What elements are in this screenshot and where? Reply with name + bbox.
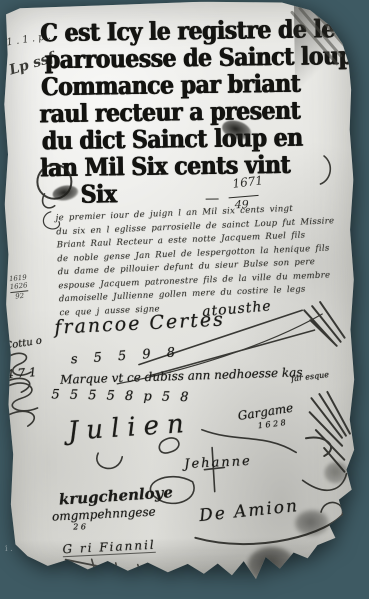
signature-marque-line: Marque vt ce dubiss ann nedhoesse kas: [60, 365, 303, 387]
signature-fiannil: G ri Fiannil: [62, 538, 156, 558]
ink-blot-right-edge: [324, 462, 348, 484]
ink-blot-bottom-middle: [248, 546, 296, 583]
margin-cottu-label: Cottu o: [4, 335, 43, 352]
margin-year-note: 1619 1626 92: [9, 273, 29, 301]
ink-blot-before-six: [52, 184, 80, 203]
signature-krugchenloye: krugchenloye: [58, 483, 173, 509]
margin-year-3: 92: [10, 291, 29, 301]
signature-deamion: De Amion: [198, 496, 300, 526]
photo-background: i . 1 . 1 . p . Lp ssf C est Icy le regi…: [0, 0, 369, 599]
date-fraction-dash: [206, 198, 219, 200]
signature-omg-number: 2 6: [73, 522, 86, 531]
signature-julien: Julien: [67, 409, 193, 447]
ink-blot-bottom-right: [295, 510, 329, 536]
torn-corner-shade: [294, 0, 353, 88]
signature-marks-1: s 5 5 9 8: [70, 345, 181, 367]
manuscript-page: 1 . 1 . p . Lp ssf C est Icy le registre…: [0, 0, 360, 593]
title-line-7: Six: [80, 180, 116, 210]
baptism-entry: je premier iour de juign l an Mil six ce…: [55, 201, 337, 320]
margin-cottu-number: 4 7 1: [6, 365, 38, 382]
signature-gargame-year: 1 6 2 8: [257, 418, 286, 430]
signature-jehanne: Jehanne: [184, 454, 252, 472]
date-fraction-numerator: 1671: [232, 173, 264, 191]
signature-marks-2: 5 5 5 5 8 p 5 8: [51, 387, 191, 405]
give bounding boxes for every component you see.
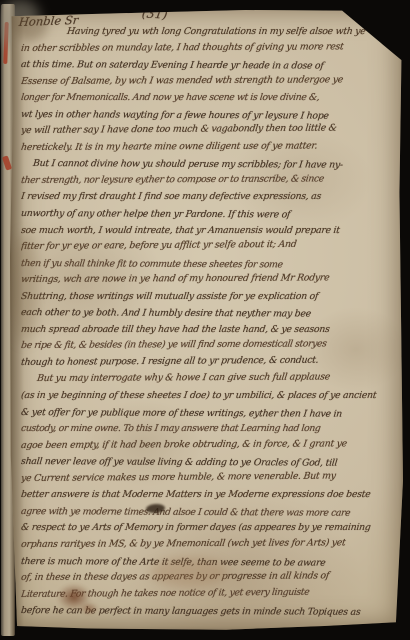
manuscript-line: agoe been empty, if it had been broke ob… (21, 436, 397, 455)
manuscript-line: ther strength, nor leysure eyther to com… (21, 171, 397, 190)
folio-page-number: (31) (141, 5, 169, 21)
manuscript-page: Honble Sr (31) Having tyred yu wth long … (10, 5, 403, 631)
red-margin-mark (2, 155, 12, 170)
manuscript-line: writings, wch are nowe in ye hand of my … (21, 270, 397, 289)
scan-background: Honble Sr (31) Having tyred yu wth long … (0, 0, 410, 640)
manuscript-line: Having tyred yu wth long Congratulations… (66, 24, 397, 41)
manuscript-line: Essense of Balsame, by wch I was mended … (21, 72, 397, 91)
manuscript-text-block: Having tyred yu wth long Congratulations… (21, 24, 397, 622)
manuscript-line: (as in ye beginning of these sheetes I d… (21, 388, 397, 405)
manuscript-line: Shuttring, those writings will mutually … (21, 289, 397, 306)
manuscript-line: before he can be perfect in many languag… (21, 603, 397, 622)
manuscript-line: better answere is that Moderne Matters i… (21, 487, 397, 504)
manuscript-line: Literature. For though he takes noe noti… (21, 584, 397, 603)
manuscript-line: custody, or mine owne. To this I may ans… (21, 421, 397, 438)
manuscript-line: fitter for yr eye or eare, before yu aff… (21, 236, 397, 255)
manuscript-line: heretickely. It is in my hearte mine own… (21, 138, 397, 157)
manuscript-line: ye will rather say I have done too much … (21, 120, 397, 139)
manuscript-line: orphans rarityes in MS, & by ye Mnemonic… (21, 535, 397, 554)
manuscript-line: But yu may interrogate why & howe I can … (36, 370, 397, 388)
manuscript-line: in other scribbles on munday late, I had… (21, 39, 397, 58)
manuscript-line: longer for Mnemonicalls. And now ye have… (21, 90, 397, 107)
manuscript-line: I revised my first draught I find soe ma… (21, 189, 397, 206)
manuscript-line: unworthy of any other helpe then yr Pard… (21, 206, 397, 225)
manuscript-line: ye Current service makes us more humble,… (21, 468, 397, 487)
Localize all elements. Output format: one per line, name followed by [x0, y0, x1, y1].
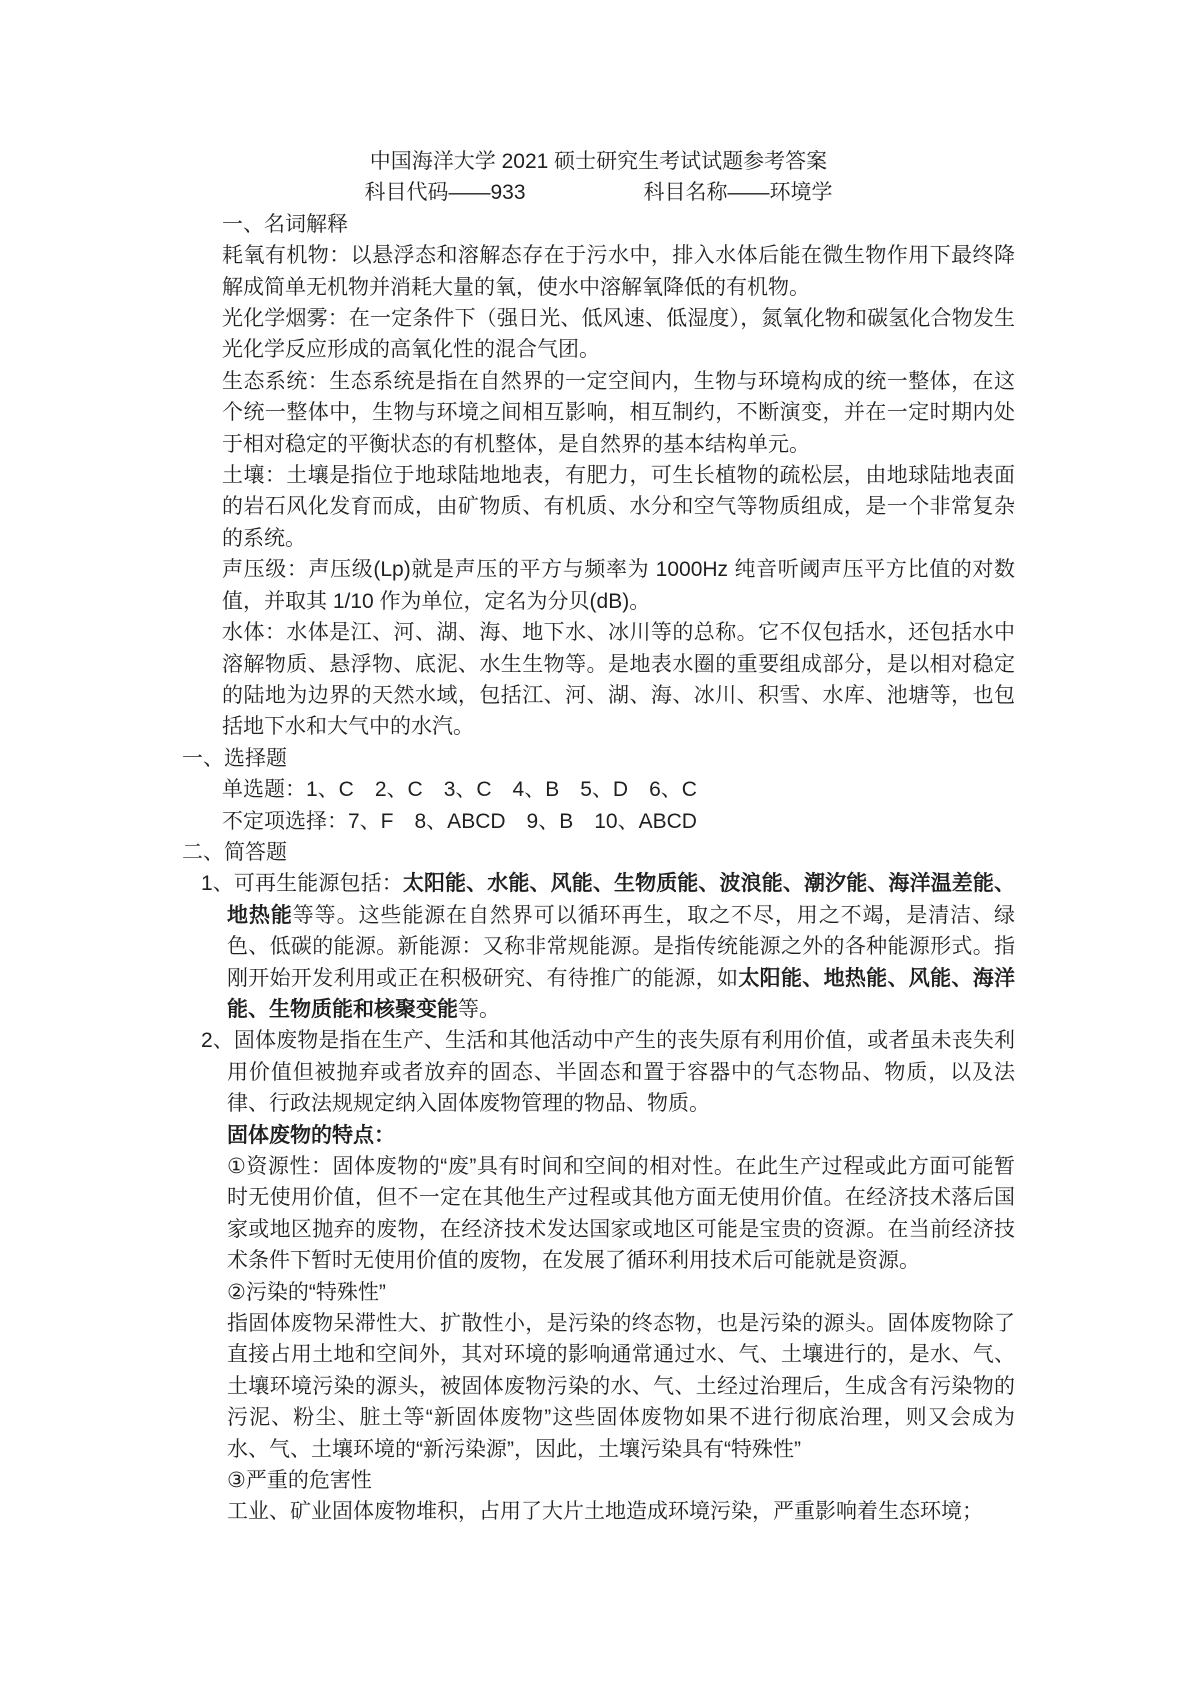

------------------------------------

Rewrite the part of the listing that opens with the line containing "manuscript-line: agoe been" and closes with the line containing "manuscript-line: before he", swapping "leysure" for "leisure" and leaving everything else unchanged.

Exercise result:
manuscript-line: agoe been empty, if it had been broke ob… (21, 436, 397, 455)
manuscript-line: ther strength, nor leisure eyther to com… (21, 171, 397, 190)
folio-page-number: (31) (141, 5, 169, 21)
manuscript-page: Honble Sr (31) Having tyred yu wth long … (10, 5, 403, 631)
red-margin-mark (2, 155, 12, 170)
manuscript-line: writings, wch are nowe in ye hand of my … (21, 270, 397, 289)
scan-background: Honble Sr (31) Having tyred yu wth long … (0, 0, 410, 640)
manuscript-line: Having tyred yu wth long Congratulations… (66, 24, 397, 41)
manuscript-line: Essense of Balsame, by wch I was mended … (21, 72, 397, 91)
manuscript-text-block: Having tyred yu wth long Congratulations… (21, 24, 397, 622)
manuscript-line: (as in ye beginning of these sheetes I d… (21, 388, 397, 405)
manuscript-line: Shuttring, those writings will mutually … (21, 289, 397, 306)
manuscript-line: before he can be perfect in many languag… (21, 603, 397, 622)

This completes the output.